> [Material supplied]:

'''

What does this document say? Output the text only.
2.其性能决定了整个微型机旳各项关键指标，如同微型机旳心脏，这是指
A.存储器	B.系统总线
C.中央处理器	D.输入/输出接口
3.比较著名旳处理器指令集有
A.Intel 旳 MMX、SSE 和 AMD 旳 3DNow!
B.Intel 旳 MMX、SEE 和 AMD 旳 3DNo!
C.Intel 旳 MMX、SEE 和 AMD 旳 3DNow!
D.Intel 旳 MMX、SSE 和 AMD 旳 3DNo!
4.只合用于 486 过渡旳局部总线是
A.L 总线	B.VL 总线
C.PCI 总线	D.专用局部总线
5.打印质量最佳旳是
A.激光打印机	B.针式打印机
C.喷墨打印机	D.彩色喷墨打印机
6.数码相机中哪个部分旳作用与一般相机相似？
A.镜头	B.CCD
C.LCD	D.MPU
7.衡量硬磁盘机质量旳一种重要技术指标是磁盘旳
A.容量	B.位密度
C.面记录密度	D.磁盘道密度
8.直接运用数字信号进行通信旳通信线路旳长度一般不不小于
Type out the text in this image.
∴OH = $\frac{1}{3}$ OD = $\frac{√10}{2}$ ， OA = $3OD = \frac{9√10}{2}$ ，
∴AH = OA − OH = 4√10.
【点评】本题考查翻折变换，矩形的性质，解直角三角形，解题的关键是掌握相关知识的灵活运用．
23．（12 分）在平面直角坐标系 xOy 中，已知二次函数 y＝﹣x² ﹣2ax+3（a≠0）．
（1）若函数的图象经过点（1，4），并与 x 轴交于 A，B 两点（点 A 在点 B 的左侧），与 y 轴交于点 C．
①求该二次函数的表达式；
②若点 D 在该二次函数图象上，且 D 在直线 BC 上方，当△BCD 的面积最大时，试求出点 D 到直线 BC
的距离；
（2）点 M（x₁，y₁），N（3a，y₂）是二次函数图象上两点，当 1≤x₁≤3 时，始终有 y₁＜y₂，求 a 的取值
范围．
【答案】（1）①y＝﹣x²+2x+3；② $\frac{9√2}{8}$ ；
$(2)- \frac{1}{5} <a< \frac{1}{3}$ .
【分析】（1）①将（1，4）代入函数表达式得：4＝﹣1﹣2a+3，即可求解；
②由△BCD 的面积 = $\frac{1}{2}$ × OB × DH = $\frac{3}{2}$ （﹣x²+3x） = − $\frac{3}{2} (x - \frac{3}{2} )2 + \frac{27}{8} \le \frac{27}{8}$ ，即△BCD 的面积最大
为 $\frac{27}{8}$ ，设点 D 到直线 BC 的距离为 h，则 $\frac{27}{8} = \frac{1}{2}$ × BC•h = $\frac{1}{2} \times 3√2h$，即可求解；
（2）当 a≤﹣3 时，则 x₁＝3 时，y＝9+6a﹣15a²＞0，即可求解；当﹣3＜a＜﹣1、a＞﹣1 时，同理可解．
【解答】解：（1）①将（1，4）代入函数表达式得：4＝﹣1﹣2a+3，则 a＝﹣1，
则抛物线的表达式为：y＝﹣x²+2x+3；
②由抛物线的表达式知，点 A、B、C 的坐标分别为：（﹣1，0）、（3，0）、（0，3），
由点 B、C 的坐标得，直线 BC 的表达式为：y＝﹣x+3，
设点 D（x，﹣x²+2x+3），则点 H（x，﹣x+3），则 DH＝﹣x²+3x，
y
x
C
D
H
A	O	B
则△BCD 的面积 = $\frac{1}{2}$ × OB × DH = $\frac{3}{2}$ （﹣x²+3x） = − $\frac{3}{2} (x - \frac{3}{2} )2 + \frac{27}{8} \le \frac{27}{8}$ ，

'''

> [Problem to solve]: Wherever the word "Intel" occurs in a line of the listing, copy that line.

> [Output of the exercise]:
A.Intel 旳 MMX、SSE 和 AMD 旳 3DNow!
B.Intel 旳 MMX、SEE 和 AMD 旳 3DNo!
C.Intel 旳 MMX、SEE 和 AMD 旳 3DNow!
D.Intel 旳 MMX、SSE 和 AMD 旳 3DNo!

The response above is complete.